Provide an exact reproduction of every entry.

==================================================

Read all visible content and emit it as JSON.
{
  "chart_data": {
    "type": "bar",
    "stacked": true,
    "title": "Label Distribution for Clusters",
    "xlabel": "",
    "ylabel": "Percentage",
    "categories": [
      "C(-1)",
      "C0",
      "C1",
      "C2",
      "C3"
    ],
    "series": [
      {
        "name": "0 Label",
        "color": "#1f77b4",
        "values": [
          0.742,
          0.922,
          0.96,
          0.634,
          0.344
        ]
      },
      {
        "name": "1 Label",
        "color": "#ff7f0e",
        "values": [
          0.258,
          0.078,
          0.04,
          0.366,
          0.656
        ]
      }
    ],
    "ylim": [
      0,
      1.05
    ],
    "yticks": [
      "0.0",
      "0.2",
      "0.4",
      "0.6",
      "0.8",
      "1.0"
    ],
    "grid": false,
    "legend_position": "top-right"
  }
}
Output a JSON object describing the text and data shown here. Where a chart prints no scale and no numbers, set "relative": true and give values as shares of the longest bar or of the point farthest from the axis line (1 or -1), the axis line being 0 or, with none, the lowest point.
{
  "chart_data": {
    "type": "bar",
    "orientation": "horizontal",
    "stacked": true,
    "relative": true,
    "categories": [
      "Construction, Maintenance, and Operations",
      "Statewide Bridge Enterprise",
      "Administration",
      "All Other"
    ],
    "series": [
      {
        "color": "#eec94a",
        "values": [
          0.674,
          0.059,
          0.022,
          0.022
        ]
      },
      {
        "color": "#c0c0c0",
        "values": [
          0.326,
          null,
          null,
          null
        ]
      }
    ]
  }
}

==================================================

# Full answer:
Read all visible content and emit it as JSON.
{
  "chart_data": {
    "type": "bar",
    "stacked": true,
    "title": "Label Distribution for Clusters",
    "xlabel": "",
    "ylabel": "Percentage",
    "categories": [
      "C(-1)",
      "C0",
      "C1",
      "C2",
      "C3"
    ],
    "series": [
      {
        "name": "0 Label",
        "color": "#1f77b4",
        "values": [
          0.742,
          0.922,
          0.96,
          0.634,
          0.344
        ]
      },
      {
        "name": "1 Label",
        "color": "#ff7f0e",
        "values": [
          0.258,
          0.078,
          0.04,
          0.366,
          0.656
        ]
      }
    ],
    "ylim": [
      0,
      1.05
    ],
    "yticks": [
      "0.0",
      "0.2",
      "0.4",
      "0.6",
      "0.8",
      "1.0"
    ],
    "grid": false,
    "legend_position": "top-right"
  }
}
Output a JSON object describing the text and data shown here. Where a chart prints no scale and no numbers, set "relative": true and give values as shares of the longest bar or of the point farthest from the axis line (1 or -1), the axis line being 0 or, with none, the lowest point.
{
  "chart_data": {
    "type": "bar",
    "orientation": "horizontal",
    "stacked": true,
    "relative": true,
    "categories": [
      "Construction, Maintenance, and Operations",
      "Statewide Bridge Enterprise",
      "Administration",
      "All Other"
    ],
    "series": [
      {
        "color": "#eec94a",
        "values": [
          0.674,
          0.059,
          0.022,
          0.022
        ]
      },
      {
        "color": "#c0c0c0",
        "values": [
          0.326,
          null,
          null,
          null
        ]
      }
    ]
  }
}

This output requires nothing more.